### Given entries
* * * * * * *
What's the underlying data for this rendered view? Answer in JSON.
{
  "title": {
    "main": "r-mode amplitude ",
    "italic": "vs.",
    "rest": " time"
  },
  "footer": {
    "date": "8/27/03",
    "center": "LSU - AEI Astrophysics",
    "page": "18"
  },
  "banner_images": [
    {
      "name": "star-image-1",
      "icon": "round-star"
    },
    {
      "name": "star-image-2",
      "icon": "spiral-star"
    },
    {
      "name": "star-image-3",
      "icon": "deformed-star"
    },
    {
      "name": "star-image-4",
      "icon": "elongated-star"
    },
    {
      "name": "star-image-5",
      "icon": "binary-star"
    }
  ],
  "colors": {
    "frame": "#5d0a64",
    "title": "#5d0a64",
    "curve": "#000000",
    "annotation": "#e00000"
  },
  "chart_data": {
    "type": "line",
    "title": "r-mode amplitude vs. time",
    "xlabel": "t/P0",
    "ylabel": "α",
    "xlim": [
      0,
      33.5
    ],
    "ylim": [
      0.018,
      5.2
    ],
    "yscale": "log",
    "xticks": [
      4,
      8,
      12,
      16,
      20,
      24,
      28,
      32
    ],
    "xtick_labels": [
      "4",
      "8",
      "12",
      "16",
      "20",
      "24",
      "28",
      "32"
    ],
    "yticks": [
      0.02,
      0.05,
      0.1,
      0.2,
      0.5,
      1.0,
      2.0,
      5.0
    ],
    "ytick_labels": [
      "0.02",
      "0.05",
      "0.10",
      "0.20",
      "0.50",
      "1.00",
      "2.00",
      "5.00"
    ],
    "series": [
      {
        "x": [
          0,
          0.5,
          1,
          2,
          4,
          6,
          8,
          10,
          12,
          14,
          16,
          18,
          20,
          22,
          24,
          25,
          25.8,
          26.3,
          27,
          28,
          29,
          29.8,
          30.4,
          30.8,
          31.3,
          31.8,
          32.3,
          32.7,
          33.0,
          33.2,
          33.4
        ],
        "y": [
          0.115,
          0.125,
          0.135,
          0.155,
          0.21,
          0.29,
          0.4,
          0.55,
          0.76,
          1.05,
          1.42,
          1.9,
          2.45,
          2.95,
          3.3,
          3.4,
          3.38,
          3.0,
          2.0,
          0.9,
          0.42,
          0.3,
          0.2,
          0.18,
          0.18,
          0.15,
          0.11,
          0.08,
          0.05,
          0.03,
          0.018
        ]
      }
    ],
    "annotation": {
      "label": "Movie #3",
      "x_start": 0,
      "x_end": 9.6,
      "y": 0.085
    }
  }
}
* * * * * * *
### Written instruction
Word for word, write out all of the data above.

### Solved exercise
What's the underlying data for this rendered view? Answer in JSON.
{
  "title": {
    "main": "r-mode amplitude ",
    "italic": "vs.",
    "rest": " time"
  },
  "footer": {
    "date": "8/27/03",
    "center": "LSU - AEI Astrophysics",
    "page": "18"
  },
  "banner_images": [
    {
      "name": "star-image-1",
      "icon": "round-star"
    },
    {
      "name": "star-image-2",
      "icon": "spiral-star"
    },
    {
      "name": "star-image-3",
      "icon": "deformed-star"
    },
    {
      "name": "star-image-4",
      "icon": "elongated-star"
    },
    {
      "name": "star-image-5",
      "icon": "binary-star"
    }
  ],
  "colors": {
    "frame": "#5d0a64",
    "title": "#5d0a64",
    "curve": "#000000",
    "annotation": "#e00000"
  },
  "chart_data": {
    "type": "line",
    "title": "r-mode amplitude vs. time",
    "xlabel": "t/P0",
    "ylabel": "α",
    "xlim": [
      0,
      33.5
    ],
    "ylim": [
      0.018,
      5.2
    ],
    "yscale": "log",
    "xticks": [
      4,
      8,
      12,
      16,
      20,
      24,
      28,
      32
    ],
    "xtick_labels": [
      "4",
      "8",
      "12",
      "16",
      "20",
      "24",
      "28",
      "32"
    ],
    "yticks": [
      0.02,
      0.05,
      0.1,
      0.2,
      0.5,
      1.0,
      2.0,
      5.0
    ],
    "ytick_labels": [
      "0.02",
      "0.05",
      "0.10",
      "0.20",
      "0.50",
      "1.00",
      "2.00",
      "5.00"
    ],
    "series": [
      {
        "x": [
          0,
          0.5,
          1,
          2,
          4,
          6,
          8,
          10,
          12,
          14,
          16,
          18,
          20,
          22,
          24,
          25,
          25.8,
          26.3,
          27,
          28,
          29,
          29.8,
          30.4,
          30.8,
          31.3,
          31.8,
          32.3,
          32.7,
          33.0,
          33.2,
          33.4
        ],
        "y": [
          0.115,
          0.125,
          0.135,
          0.155,
          0.21,
          0.29,
          0.4,
          0.55,
          0.76,
          1.05,
          1.42,
          1.9,
          2.45,
          2.95,
          3.3,
          3.4,
          3.38,
          3.0,
          2.0,
          0.9,
          0.42,
          0.3,
          0.2,
          0.18,
          0.18,
          0.15,
          0.11,
          0.08,
          0.05,
          0.03,
          0.018
        ]
      }
    ],
    "annotation": {
      "label": "Movie #3",
      "x_start": 0,
      "x_end": 9.6,
      "y": 0.085
    }
  }
}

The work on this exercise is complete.